# start of STORED DATA
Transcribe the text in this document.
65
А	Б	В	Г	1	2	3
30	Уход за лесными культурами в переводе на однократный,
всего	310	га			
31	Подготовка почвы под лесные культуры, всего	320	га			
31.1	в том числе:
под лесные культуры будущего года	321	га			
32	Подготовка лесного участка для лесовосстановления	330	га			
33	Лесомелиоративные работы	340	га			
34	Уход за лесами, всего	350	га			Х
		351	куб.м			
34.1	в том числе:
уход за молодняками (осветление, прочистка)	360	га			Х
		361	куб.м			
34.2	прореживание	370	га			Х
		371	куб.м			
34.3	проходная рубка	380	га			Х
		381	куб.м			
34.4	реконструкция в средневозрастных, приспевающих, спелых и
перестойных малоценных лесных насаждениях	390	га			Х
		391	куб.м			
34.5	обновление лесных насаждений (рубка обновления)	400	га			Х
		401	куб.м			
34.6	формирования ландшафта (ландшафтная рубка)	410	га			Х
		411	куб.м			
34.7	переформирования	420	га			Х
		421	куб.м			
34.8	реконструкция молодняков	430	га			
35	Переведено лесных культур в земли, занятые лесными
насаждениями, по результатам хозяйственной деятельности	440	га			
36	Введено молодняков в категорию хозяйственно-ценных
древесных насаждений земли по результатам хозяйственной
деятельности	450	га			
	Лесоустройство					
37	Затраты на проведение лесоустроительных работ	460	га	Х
# end of STORED DATA
EXERCISE GOAL
Take the records above and return them exactly as written.

WRITTEN SOLUTION
Transcribe the text in this document.
65
А	Б	В	Г	1	2	3
30	Уход за лесными культурами в переводе на однократный,
всего	310	га			
31	Подготовка почвы под лесные культуры, всего	320	га			
31.1	в том числе:
под лесные культуры будущего года	321	га			
32	Подготовка лесного участка для лесовосстановления	330	га			
33	Лесомелиоративные работы	340	га			
34	Уход за лесами, всего	350	га			Х
		351	куб.м			
34.1	в том числе:
уход за молодняками (осветление, прочистка)	360	га			Х
		361	куб.м			
34.2	прореживание	370	га			Х
		371	куб.м			
34.3	проходная рубка	380	га			Х
		381	куб.м			
34.4	реконструкция в средневозрастных, приспевающих, спелых и
перестойных малоценных лесных насаждениях	390	га			Х
		391	куб.м			
34.5	обновление лесных насаждений (рубка обновления)	400	га			Х
		401	куб.м			
34.6	формирования ландшафта (ландшафтная рубка)	410	га			Х
		411	куб.м			
34.7	переформирования	420	га			Х
		421	куб.м			
34.8	реконструкция молодняков	430	га			
35	Переведено лесных культур в земли, занятые лесными
насаждениями, по результатам хозяйственной деятельности	440	га			
36	Введено молодняков в категорию хозяйственно-ценных
древесных насаждений земли по результатам хозяйственной
деятельности	450	га			
	Лесоустройство					
37	Затраты на проведение лесоустроительных работ	460	га	Х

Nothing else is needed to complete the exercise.